DIRECTIVE: Repeat each entry exactly and drop the pictures.

** start **

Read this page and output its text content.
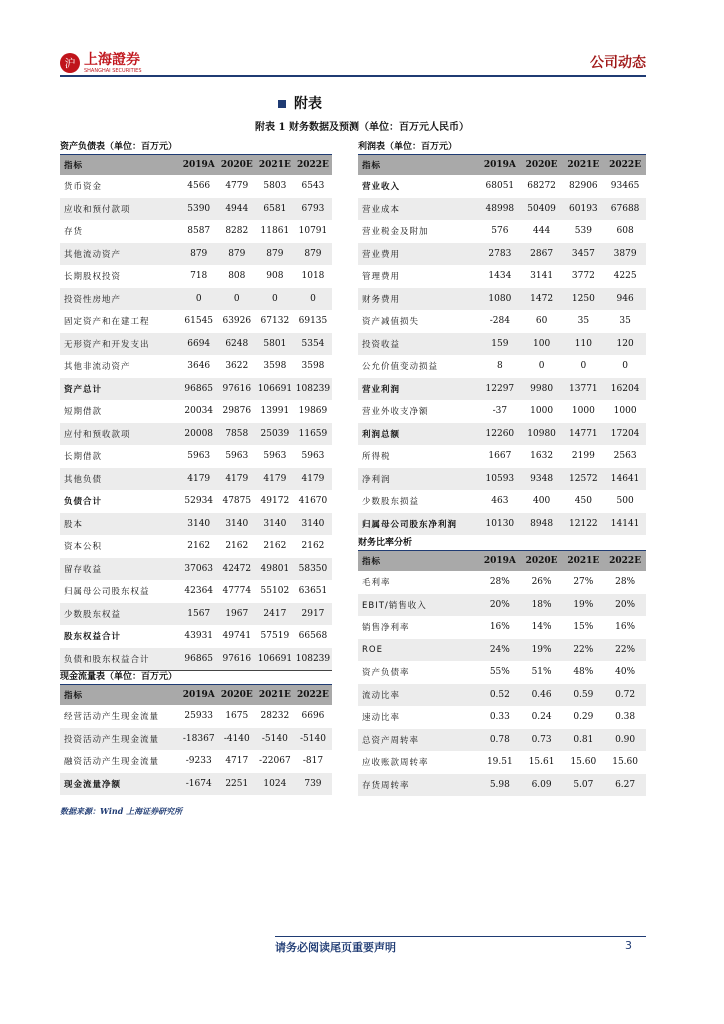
沪 上海證券
SHANGHAI SECURITIES	公司动态
附表
附表 1 财务数据及预测（单位：百万元人民币）
资产负债表（单位：百万元）
指标	2019A	2020E	2021E	2022E
货币资金	4566	4779	5803	6543
应收和预付款项	5390	4944	6581	6793
存货	8587	8282	11861	10791
其他流动资产	879	879	879	879
长期股权投资	718	808	908	1018
投资性房地产	0	0	0	0
固定资产和在建工程	61545	63926	67132	69135
无形资产和开发支出	6694	6248	5801	5354
其他非流动资产	3646	3622	3598	3598
资产总计	96865	97616	106691	108239
短期借款	20034	29876	13991	19869
应付和预收款项	20008	7858	25039	11659
长期借款	5963	5963	5963	5963
其他负债	4179	4179	4179	4179
负债合计	52934	47875	49172	41670
股本	3140	3140	3140	3140
资本公积	2162	2162	2162	2162
留存收益	37063	42472	49801	58350
归属母公司股东权益	42364	47774	55102	63651
少数股东权益	1567	1967	2417	2917
股东权益合计	43931	49741	57519	66568
负债和股东权益合计	96865	97616	106691	108239
现金流量表（单位：百万元）
指标	2019A	2020E	2021E	2022E
经营活动产生现金流量	25933	1675	28232	6696
投资活动产生现金流量	-18367	-4140	-5140	-5140
融资活动产生现金流量	-9233	4717	-22067	-817
现金流量净额	-1674	2251	1024	739
利润表（单位：百万元）
指标	2019A	2020E	2021E	2022E
营业收入	68051	68272	82906	93465
营业成本	48998	50409	60193	67688
营业税金及附加	576	444	539	608
营业费用	2783	2867	3457	3879
管理费用	1434	3141	3772	4225
财务费用	1080	1472	1250	946
资产减值损失	-284	60	35	35
投资收益	159	100	110	120
公允价值变动损益	8	0	0	0
营业利润	12297	9980	13771	16204
营业外收支净额	-37	1000	1000	1000
利润总额	12260	10980	14771	17204
所得税	1667	1632	2199	2563
净利润	10593	9348	12572	14641
少数股东损益	463	400	450	500
归属母公司股东净利润	10130	8948	12122	14141
财务比率分析
指标	2019A	2020E	2021E	2022E
毛利率	28%	26%	27%	28%
EBIT/销售收入	20%	18%	19%	20%
销售净利率	16%	14%	15%	16%
ROE	24%	19%	22%	22%
资产负债率	55%	51%	48%	40%
流动比率	0.52	0.46	0.59	0.72
速动比率	0.33	0.24	0.29	0.38
总资产周转率	0.78	0.73	0.81	0.90
应收账款周转率	19.51	15.61	15.60	15.60
存货周转率	5.98	6.09	5.07	6.27
数据来源：Wind 上海证券研究所
请务必阅读尾页重要声明	3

** end **

THE COMPLETED TASK:
Read this page and output its text content.
沪 上海證券
SHANGHAI SECURITIES	公司动态
附表
附表 1 财务数据及预测（单位：百万元人民币）
资产负债表（单位：百万元）
指标	2019A	2020E	2021E	2022E
货币资金	4566	4779	5803	6543
应收和预付款项	5390	4944	6581	6793
存货	8587	8282	11861	10791
其他流动资产	879	879	879	879
长期股权投资	718	808	908	1018
投资性房地产	0	0	0	0
固定资产和在建工程	61545	63926	67132	69135
无形资产和开发支出	6694	6248	5801	5354
其他非流动资产	3646	3622	3598	3598
资产总计	96865	97616	106691	108239
短期借款	20034	29876	13991	19869
应付和预收款项	20008	7858	25039	11659
长期借款	5963	5963	5963	5963
其他负债	4179	4179	4179	4179
负债合计	52934	47875	49172	41670
股本	3140	3140	3140	3140
资本公积	2162	2162	2162	2162
留存收益	37063	42472	49801	58350
归属母公司股东权益	42364	47774	55102	63651
少数股东权益	1567	1967	2417	2917
股东权益合计	43931	49741	57519	66568
负债和股东权益合计	96865	97616	106691	108239
现金流量表（单位：百万元）
指标	2019A	2020E	2021E	2022E
经营活动产生现金流量	25933	1675	28232	6696
投资活动产生现金流量	-18367	-4140	-5140	-5140
融资活动产生现金流量	-9233	4717	-22067	-817
现金流量净额	-1674	2251	1024	739
利润表（单位：百万元）
指标	2019A	2020E	2021E	2022E
营业收入	68051	68272	82906	93465
营业成本	48998	50409	60193	67688
营业税金及附加	576	444	539	608
营业费用	2783	2867	3457	3879
管理费用	1434	3141	3772	4225
财务费用	1080	1472	1250	946
资产减值损失	-284	60	35	35
投资收益	159	100	110	120
公允价值变动损益	8	0	0	0
营业利润	12297	9980	13771	16204
营业外收支净额	-37	1000	1000	1000
利润总额	12260	10980	14771	17204
所得税	1667	1632	2199	2563
净利润	10593	9348	12572	14641
少数股东损益	463	400	450	500
归属母公司股东净利润	10130	8948	12122	14141
财务比率分析
指标	2019A	2020E	2021E	2022E
毛利率	28%	26%	27%	28%
EBIT/销售收入	20%	18%	19%	20%
销售净利率	16%	14%	15%	16%
ROE	24%	19%	22%	22%
资产负债率	55%	51%	48%	40%
流动比率	0.52	0.46	0.59	0.72
速动比率	0.33	0.24	0.29	0.38
总资产周转率	0.78	0.73	0.81	0.90
应收账款周转率	19.51	15.61	15.60	15.60
存货周转率	5.98	6.09	5.07	6.27
数据来源：Wind 上海证券研究所
请务必阅读尾页重要声明	3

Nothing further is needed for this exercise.